## Exercise requirements
Locate each line below that includes "structured" and reproduce it.

## Supplied material

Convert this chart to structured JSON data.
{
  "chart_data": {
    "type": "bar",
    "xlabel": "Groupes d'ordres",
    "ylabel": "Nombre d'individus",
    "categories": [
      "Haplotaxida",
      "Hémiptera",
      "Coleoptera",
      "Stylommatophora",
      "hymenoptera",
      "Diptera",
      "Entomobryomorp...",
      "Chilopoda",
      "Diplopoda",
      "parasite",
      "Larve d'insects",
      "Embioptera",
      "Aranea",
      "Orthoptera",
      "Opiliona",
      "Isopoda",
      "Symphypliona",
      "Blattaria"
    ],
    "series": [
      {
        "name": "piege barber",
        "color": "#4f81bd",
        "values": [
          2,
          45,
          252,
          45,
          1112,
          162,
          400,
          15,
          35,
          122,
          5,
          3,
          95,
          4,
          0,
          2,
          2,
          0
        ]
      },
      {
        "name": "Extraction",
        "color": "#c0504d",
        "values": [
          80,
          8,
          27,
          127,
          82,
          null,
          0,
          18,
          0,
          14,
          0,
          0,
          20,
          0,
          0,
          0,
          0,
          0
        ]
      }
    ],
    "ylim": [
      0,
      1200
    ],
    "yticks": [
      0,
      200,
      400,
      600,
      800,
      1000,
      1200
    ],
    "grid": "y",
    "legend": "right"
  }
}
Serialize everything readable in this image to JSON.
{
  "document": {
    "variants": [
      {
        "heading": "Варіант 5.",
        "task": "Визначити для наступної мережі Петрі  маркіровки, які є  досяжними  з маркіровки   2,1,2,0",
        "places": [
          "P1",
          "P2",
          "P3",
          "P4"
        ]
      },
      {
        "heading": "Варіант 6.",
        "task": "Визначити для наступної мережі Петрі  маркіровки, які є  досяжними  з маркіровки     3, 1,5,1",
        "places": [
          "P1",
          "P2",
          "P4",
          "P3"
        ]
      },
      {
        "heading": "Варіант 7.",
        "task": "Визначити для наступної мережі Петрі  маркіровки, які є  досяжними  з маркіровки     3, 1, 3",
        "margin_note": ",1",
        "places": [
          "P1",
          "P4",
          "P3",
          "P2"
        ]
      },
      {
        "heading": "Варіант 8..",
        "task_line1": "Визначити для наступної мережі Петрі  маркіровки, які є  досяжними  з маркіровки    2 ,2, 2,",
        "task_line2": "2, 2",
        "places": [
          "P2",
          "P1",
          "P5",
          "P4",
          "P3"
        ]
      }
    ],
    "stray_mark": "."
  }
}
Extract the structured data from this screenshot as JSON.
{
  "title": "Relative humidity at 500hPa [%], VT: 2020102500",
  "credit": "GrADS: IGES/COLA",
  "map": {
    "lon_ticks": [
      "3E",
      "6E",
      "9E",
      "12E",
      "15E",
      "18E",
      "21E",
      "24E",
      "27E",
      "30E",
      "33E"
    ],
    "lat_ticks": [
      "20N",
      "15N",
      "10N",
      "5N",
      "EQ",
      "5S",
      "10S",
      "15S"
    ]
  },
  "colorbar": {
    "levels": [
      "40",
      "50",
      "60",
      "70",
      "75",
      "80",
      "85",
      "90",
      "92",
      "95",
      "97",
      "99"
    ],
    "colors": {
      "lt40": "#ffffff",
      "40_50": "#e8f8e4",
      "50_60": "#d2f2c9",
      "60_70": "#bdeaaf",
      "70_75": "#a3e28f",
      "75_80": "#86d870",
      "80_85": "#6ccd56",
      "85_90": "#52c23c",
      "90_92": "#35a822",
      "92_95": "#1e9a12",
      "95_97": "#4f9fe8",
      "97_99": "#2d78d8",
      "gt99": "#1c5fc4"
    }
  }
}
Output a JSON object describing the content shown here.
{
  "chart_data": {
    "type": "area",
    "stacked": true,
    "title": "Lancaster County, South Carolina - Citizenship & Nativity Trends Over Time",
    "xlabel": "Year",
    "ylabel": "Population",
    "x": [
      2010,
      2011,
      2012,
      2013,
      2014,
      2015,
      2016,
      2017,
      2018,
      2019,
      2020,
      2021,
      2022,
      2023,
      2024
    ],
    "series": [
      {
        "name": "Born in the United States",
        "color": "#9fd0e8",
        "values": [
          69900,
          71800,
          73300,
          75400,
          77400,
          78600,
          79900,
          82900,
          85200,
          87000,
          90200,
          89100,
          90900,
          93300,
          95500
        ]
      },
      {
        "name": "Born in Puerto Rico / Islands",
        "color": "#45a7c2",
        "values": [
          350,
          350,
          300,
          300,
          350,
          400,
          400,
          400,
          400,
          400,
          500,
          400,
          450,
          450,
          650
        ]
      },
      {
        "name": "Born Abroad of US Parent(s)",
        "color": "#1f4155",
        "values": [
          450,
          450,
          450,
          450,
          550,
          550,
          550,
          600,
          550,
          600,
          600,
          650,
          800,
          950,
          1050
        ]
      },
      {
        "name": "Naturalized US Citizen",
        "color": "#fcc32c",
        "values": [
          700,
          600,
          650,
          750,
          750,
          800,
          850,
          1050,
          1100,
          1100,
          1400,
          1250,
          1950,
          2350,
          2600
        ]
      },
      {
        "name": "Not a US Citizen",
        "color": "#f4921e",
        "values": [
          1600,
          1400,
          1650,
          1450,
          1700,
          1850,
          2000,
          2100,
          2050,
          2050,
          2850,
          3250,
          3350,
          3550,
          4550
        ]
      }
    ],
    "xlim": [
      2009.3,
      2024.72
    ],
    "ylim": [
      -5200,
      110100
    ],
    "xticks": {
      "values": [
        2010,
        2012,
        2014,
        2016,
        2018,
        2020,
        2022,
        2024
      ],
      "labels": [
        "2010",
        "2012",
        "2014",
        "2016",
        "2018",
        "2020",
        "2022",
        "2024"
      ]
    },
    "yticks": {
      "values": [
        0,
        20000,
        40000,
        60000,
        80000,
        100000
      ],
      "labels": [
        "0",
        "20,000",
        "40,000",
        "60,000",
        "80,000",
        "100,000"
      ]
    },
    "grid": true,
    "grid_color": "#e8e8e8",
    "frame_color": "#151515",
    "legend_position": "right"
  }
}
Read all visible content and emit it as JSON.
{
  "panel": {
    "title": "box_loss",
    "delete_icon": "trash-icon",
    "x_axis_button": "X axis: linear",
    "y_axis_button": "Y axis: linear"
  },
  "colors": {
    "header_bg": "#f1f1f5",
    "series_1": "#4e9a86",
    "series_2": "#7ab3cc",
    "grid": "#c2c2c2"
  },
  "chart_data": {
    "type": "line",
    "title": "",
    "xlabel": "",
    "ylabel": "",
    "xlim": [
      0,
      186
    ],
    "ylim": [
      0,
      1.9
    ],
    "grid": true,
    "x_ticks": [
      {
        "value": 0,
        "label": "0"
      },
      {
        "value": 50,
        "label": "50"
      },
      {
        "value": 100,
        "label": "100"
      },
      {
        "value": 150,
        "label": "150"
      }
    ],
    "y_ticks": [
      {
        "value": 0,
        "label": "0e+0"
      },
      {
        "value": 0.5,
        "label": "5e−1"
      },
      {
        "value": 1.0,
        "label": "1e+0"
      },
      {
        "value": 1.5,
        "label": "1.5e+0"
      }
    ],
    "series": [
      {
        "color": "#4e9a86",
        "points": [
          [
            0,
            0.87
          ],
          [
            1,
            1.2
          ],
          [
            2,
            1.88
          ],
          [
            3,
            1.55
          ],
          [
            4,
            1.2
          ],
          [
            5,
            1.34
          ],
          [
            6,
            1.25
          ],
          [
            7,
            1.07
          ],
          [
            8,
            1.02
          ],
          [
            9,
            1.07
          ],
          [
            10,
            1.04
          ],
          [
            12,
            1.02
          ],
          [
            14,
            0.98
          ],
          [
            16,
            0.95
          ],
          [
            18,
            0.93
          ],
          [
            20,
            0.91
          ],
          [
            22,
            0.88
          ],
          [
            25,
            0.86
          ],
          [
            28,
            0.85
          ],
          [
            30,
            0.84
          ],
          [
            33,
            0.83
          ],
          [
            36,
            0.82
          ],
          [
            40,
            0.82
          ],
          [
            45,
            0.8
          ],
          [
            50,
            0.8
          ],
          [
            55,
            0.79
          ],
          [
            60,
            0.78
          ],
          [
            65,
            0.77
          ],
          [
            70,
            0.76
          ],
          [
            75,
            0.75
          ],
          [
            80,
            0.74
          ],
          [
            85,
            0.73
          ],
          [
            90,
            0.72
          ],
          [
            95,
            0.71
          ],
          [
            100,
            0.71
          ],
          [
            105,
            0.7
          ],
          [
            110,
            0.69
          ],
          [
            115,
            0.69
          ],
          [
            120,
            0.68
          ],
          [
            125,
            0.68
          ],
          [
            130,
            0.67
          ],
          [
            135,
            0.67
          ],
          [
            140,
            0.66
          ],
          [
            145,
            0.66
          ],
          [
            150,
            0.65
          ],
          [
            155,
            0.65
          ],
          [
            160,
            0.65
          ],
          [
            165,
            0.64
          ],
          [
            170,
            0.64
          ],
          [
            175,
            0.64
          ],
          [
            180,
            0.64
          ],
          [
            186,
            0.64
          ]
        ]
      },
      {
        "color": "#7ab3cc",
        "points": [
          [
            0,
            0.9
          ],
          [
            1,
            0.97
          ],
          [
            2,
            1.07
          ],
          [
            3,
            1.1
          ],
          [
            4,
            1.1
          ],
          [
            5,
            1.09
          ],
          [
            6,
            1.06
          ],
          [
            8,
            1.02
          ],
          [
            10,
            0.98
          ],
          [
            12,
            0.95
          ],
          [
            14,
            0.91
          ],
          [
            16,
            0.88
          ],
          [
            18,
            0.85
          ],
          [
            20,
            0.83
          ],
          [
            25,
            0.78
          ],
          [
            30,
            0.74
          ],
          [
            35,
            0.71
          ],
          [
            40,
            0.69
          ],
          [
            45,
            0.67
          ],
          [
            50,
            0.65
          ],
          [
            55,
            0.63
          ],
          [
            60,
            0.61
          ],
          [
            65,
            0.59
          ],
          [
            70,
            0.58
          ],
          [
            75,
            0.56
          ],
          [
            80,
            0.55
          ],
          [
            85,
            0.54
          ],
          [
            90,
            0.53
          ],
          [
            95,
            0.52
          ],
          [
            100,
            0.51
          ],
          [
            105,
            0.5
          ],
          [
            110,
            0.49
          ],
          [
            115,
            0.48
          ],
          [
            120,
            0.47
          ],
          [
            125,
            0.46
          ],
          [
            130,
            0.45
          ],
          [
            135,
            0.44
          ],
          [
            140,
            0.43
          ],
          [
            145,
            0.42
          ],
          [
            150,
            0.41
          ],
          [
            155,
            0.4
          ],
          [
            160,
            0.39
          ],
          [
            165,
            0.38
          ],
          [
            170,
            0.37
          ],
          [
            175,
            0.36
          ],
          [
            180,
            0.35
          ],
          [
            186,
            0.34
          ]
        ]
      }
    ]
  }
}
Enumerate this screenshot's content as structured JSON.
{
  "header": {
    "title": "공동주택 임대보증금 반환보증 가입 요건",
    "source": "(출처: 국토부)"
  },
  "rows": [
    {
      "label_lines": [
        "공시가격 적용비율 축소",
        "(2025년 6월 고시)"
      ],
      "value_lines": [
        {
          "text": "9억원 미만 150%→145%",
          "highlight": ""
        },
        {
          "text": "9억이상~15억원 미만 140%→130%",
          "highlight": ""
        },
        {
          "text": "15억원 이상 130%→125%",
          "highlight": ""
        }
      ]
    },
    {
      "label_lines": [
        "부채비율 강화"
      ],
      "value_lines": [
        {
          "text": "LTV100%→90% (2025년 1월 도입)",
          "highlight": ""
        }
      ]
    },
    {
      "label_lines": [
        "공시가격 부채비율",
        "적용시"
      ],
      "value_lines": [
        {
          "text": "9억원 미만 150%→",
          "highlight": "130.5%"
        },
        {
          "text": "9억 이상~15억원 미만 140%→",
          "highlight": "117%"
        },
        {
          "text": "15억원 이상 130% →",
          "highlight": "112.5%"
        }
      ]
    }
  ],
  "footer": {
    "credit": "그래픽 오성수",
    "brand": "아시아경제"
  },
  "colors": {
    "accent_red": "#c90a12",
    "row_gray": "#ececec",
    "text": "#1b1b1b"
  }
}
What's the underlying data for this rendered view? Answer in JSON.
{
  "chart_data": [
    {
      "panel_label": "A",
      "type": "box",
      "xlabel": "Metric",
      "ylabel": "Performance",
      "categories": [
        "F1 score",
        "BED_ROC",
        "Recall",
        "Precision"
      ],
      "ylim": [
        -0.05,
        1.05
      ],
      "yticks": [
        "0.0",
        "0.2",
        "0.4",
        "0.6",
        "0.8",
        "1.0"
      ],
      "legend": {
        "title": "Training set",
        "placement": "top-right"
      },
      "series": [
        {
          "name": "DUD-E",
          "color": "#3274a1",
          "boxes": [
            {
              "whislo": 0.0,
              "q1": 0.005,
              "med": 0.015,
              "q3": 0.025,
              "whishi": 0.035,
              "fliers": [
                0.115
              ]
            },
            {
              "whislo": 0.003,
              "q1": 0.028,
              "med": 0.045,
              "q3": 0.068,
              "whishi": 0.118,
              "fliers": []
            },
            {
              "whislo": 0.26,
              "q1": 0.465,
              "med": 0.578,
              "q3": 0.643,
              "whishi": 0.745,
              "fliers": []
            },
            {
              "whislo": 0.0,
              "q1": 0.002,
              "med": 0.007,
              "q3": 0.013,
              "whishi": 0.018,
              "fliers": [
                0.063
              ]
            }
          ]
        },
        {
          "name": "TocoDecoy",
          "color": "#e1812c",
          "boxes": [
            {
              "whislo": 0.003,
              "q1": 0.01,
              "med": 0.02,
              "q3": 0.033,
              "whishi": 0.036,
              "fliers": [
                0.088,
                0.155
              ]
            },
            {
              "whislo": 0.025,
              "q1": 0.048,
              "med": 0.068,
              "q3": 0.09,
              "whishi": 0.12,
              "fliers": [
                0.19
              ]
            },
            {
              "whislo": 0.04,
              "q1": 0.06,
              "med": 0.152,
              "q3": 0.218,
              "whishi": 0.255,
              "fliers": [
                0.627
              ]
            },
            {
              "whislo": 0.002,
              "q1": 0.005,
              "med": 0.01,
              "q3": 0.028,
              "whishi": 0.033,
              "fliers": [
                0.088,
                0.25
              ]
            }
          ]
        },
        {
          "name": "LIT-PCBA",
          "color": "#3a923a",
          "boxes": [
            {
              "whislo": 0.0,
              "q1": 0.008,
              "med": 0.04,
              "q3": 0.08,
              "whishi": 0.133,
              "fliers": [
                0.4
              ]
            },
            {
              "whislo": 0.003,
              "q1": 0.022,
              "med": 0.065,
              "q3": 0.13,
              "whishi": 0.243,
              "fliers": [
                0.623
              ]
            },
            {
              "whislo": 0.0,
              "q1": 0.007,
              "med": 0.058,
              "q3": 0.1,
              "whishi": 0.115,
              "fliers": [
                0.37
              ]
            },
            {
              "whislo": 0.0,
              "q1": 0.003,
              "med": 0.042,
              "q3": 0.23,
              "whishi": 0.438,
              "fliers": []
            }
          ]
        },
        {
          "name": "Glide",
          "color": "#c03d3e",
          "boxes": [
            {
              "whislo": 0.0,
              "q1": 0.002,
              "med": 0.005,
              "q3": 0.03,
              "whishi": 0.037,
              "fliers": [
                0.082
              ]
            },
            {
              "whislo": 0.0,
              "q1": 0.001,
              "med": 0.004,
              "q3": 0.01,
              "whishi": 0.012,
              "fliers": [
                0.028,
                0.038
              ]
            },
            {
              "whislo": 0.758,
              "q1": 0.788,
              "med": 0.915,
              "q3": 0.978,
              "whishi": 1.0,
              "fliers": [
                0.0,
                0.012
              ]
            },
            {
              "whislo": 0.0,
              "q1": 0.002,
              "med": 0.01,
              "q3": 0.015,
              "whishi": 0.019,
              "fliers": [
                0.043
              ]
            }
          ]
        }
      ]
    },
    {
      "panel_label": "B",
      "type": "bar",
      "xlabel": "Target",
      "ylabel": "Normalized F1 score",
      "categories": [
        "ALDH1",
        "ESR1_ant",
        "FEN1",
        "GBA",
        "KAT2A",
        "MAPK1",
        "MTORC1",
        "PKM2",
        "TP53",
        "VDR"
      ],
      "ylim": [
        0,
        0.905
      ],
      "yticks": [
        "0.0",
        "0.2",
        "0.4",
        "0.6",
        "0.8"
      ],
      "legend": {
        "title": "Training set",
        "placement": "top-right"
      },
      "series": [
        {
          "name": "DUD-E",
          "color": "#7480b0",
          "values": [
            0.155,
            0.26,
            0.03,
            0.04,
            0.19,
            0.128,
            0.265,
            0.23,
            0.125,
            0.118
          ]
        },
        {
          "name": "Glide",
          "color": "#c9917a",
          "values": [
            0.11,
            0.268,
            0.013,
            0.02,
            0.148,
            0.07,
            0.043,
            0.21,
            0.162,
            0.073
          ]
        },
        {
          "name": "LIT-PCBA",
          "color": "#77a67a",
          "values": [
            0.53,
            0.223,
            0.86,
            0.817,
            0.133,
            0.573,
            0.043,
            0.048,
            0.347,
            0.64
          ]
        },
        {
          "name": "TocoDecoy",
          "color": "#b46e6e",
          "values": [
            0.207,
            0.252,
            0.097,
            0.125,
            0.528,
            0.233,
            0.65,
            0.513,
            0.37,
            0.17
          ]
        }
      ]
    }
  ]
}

## Problem solution
Convert this chart to structured JSON data.
Extract the structured data from this screenshot as JSON.
Enumerate this screenshot's content as structured JSON.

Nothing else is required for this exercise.